Given task:
Please output the entries below from the line that contains "Transcribe this image's" through the final line, reproduced exactly and alone.
Begin
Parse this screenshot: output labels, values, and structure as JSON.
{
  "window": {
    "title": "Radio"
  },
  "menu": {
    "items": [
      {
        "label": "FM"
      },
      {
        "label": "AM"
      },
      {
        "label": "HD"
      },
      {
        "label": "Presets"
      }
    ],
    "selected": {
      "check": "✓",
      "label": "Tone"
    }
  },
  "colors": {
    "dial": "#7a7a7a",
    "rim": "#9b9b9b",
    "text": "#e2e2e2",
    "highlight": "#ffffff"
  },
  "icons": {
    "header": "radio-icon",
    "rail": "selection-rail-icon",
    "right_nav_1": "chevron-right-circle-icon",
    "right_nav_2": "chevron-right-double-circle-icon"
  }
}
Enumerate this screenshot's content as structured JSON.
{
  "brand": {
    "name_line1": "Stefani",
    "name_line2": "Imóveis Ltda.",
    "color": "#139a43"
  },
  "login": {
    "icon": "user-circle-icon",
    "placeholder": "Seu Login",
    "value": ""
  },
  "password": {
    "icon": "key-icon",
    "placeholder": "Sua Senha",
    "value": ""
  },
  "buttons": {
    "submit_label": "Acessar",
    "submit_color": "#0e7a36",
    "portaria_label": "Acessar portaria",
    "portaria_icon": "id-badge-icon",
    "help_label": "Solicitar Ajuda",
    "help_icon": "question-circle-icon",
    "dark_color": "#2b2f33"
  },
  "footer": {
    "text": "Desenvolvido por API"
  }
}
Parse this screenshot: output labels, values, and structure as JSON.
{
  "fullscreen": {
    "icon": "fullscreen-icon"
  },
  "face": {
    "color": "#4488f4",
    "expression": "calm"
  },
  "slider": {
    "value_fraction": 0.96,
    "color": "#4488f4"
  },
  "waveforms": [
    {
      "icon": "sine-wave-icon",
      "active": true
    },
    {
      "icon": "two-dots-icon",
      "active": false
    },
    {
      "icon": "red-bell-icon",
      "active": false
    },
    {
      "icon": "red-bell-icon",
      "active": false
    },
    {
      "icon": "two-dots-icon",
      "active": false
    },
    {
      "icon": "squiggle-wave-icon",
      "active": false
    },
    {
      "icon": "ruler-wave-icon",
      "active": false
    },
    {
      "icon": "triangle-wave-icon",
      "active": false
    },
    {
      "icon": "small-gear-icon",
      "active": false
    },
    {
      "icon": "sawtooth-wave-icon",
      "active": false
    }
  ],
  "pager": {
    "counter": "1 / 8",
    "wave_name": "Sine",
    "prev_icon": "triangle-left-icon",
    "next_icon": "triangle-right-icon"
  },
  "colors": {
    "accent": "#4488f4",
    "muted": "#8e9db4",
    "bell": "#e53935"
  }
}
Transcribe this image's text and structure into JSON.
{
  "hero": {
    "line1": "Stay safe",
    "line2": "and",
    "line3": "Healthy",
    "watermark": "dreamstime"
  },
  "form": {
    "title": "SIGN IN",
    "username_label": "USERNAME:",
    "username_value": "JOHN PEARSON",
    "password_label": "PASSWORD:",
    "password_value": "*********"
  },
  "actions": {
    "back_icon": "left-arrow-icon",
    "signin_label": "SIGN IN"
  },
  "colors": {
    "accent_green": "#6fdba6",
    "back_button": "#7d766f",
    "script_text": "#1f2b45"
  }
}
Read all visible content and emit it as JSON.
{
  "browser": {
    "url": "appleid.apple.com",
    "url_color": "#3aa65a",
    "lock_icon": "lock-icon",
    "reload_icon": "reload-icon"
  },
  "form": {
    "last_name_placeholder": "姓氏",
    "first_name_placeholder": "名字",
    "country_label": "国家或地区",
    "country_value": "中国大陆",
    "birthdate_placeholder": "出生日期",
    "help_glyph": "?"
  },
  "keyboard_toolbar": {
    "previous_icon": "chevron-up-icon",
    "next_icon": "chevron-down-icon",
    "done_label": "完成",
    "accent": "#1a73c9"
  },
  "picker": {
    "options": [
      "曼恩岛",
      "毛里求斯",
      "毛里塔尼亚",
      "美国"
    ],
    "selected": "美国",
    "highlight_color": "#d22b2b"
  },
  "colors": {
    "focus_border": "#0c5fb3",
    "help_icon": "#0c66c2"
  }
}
End
Reply:
Transcribe this image's text and structure into JSON.
{
  "hero": {
    "line1": "Stay safe",
    "line2": "and",
    "line3": "Healthy",
    "watermark": "dreamstime"
  },
  "form": {
    "title": "SIGN IN",
    "username_label": "USERNAME:",
    "username_value": "JOHN PEARSON",
    "password_label": "PASSWORD:",
    "password_value": "*********"
  },
  "actions": {
    "back_icon": "left-arrow-icon",
    "signin_label": "SIGN IN"
  },
  "colors": {
    "accent_green": "#6fdba6",
    "back_button": "#7d766f",
    "script_text": "#1f2b45"
  }
}
Read all visible content and emit it as JSON.
{
  "browser": {
    "url": "appleid.apple.com",
    "url_color": "#3aa65a",
    "lock_icon": "lock-icon",
    "reload_icon": "reload-icon"
  },
  "form": {
    "last_name_placeholder": "姓氏",
    "first_name_placeholder": "名字",
    "country_label": "国家或地区",
    "country_value": "中国大陆",
    "birthdate_placeholder": "出生日期",
    "help_glyph": "?"
  },
  "keyboard_toolbar": {
    "previous_icon": "chevron-up-icon",
    "next_icon": "chevron-down-icon",
    "done_label": "完成",
    "accent": "#1a73c9"
  },
  "picker": {
    "options": [
      "曼恩岛",
      "毛里求斯",
      "毛里塔尼亚",
      "美国"
    ],
    "selected": "美国",
    "highlight_color": "#d22b2b"
  },
  "colors": {
    "focus_border": "#0c5fb3",
    "help_icon": "#0c66c2"
  }
}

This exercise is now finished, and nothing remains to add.